> _Objective_
All of the lines below are to be transcribed faithfully, with pictures excluded from the copy.

Saved data entries
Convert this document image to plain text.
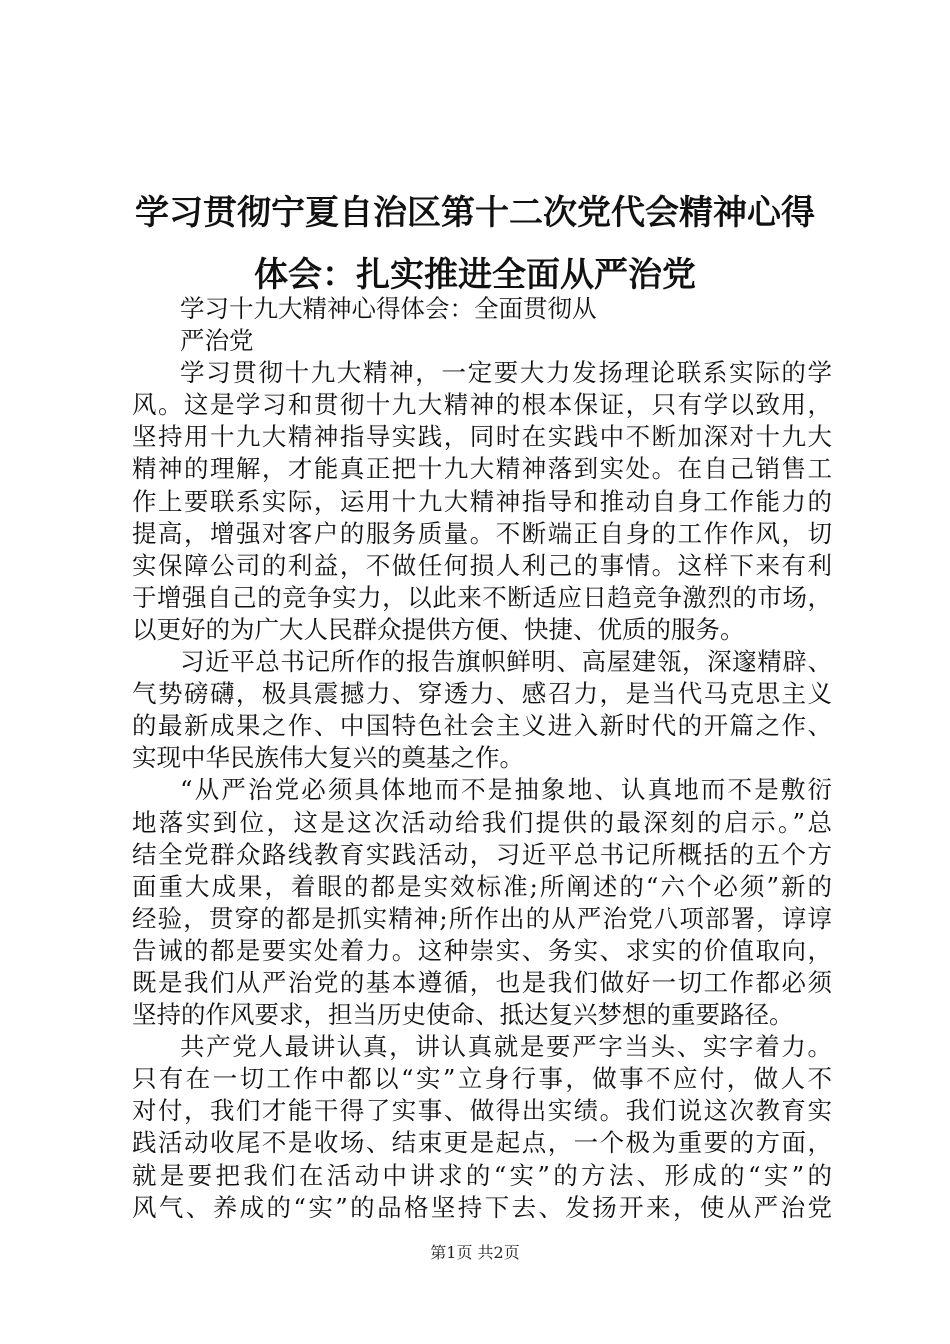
学习贯彻宁夏自治区第十二次党代会精神心得
体会：扎实推进全面从严治党
学习十九大精神心得体会：全面贯彻从
严治党
学习贯彻十九大精神，一定要大力发扬理论联系实际的学
风。这是学习和贯彻十九大精神的根本保证，只有学以致用，
坚持用十九大精神指导实践，同时在实践中不断加深对十九大
精神的理解，才能真正把十九大精神落到实处。在自己销售工
作上要联系实际，运用十九大精神指导和推动自身工作能力的
提高，增强对客户的服务质量。不断端正自身的工作作风，切
实保障公司的利益，不做任何损人利己的事情。这样下来有利
于增强自己的竞争实力，以此来不断适应日趋竞争激烈的市场，
以更好的为广大人民群众提供方便、快捷、优质的服务。
习近平总书记所作的报告旗帜鲜明、高屋建瓴，深邃精辟、
气势磅礴，极具震撼力、穿透力、感召力，是当代马克思主义
的最新成果之作、中国特色社会主义进入新时代的开篇之作、
实现中华民族伟大复兴的奠基之作。
“从严治党必须具体地而不是抽象地、认真地而不是敷衍
地落实到位，这是这次活动给我们提供的最深刻的启示。”总
结全党群众路线教育实践活动，习近平总书记所概括的五个方
面重大成果，着眼的都是实效标准;所阐述的“六个必须”新的
经验，贯穿的都是抓实精神;所作出的从严治党八项部署，谆谆
告诫的都是要实处着力。这种崇实、务实、求实的价值取向，
既是我们从严治党的基本遵循，也是我们做好一切工作都必须
坚持的作风要求，担当历史使命、抵达复兴梦想的重要路径。
共产党人最讲认真，讲认真就是要严字当头、实字着力。
只有在一切工作中都以“实”立身行事，做事不应付，做人不
对付，我们才能干得了实事、做得出实绩。我们说这次教育实
践活动收尾不是收场、结束更是起点，一个极为重要的方面，
就是要把我们在活动中讲求的“实”的方法、形成的“实”的
风气、养成的“实”的品格坚持下去、发扬开来，使从严治党
第1页 共2页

> _Answer for the task_
Convert this document image to plain text.
学习贯彻宁夏自治区第十二次党代会精神心得
体会：扎实推进全面从严治党
学习十九大精神心得体会：全面贯彻从
严治党
学习贯彻十九大精神，一定要大力发扬理论联系实际的学
风。这是学习和贯彻十九大精神的根本保证，只有学以致用，
坚持用十九大精神指导实践，同时在实践中不断加深对十九大
精神的理解，才能真正把十九大精神落到实处。在自己销售工
作上要联系实际，运用十九大精神指导和推动自身工作能力的
提高，增强对客户的服务质量。不断端正自身的工作作风，切
实保障公司的利益，不做任何损人利己的事情。这样下来有利
于增强自己的竞争实力，以此来不断适应日趋竞争激烈的市场，
以更好的为广大人民群众提供方便、快捷、优质的服务。
习近平总书记所作的报告旗帜鲜明、高屋建瓴，深邃精辟、
气势磅礴，极具震撼力、穿透力、感召力，是当代马克思主义
的最新成果之作、中国特色社会主义进入新时代的开篇之作、
实现中华民族伟大复兴的奠基之作。
“从严治党必须具体地而不是抽象地、认真地而不是敷衍
地落实到位，这是这次活动给我们提供的最深刻的启示。”总
结全党群众路线教育实践活动，习近平总书记所概括的五个方
面重大成果，着眼的都是实效标准;所阐述的“六个必须”新的
经验，贯穿的都是抓实精神;所作出的从严治党八项部署，谆谆
告诫的都是要实处着力。这种崇实、务实、求实的价值取向，
既是我们从严治党的基本遵循，也是我们做好一切工作都必须
坚持的作风要求，担当历史使命、抵达复兴梦想的重要路径。
共产党人最讲认真，讲认真就是要严字当头、实字着力。
只有在一切工作中都以“实”立身行事，做事不应付，做人不
对付，我们才能干得了实事、做得出实绩。我们说这次教育实
践活动收尾不是收场、结束更是起点，一个极为重要的方面，
就是要把我们在活动中讲求的“实”的方法、形成的“实”的
风气、养成的“实”的品格坚持下去、发扬开来，使从严治党
第1页 共2页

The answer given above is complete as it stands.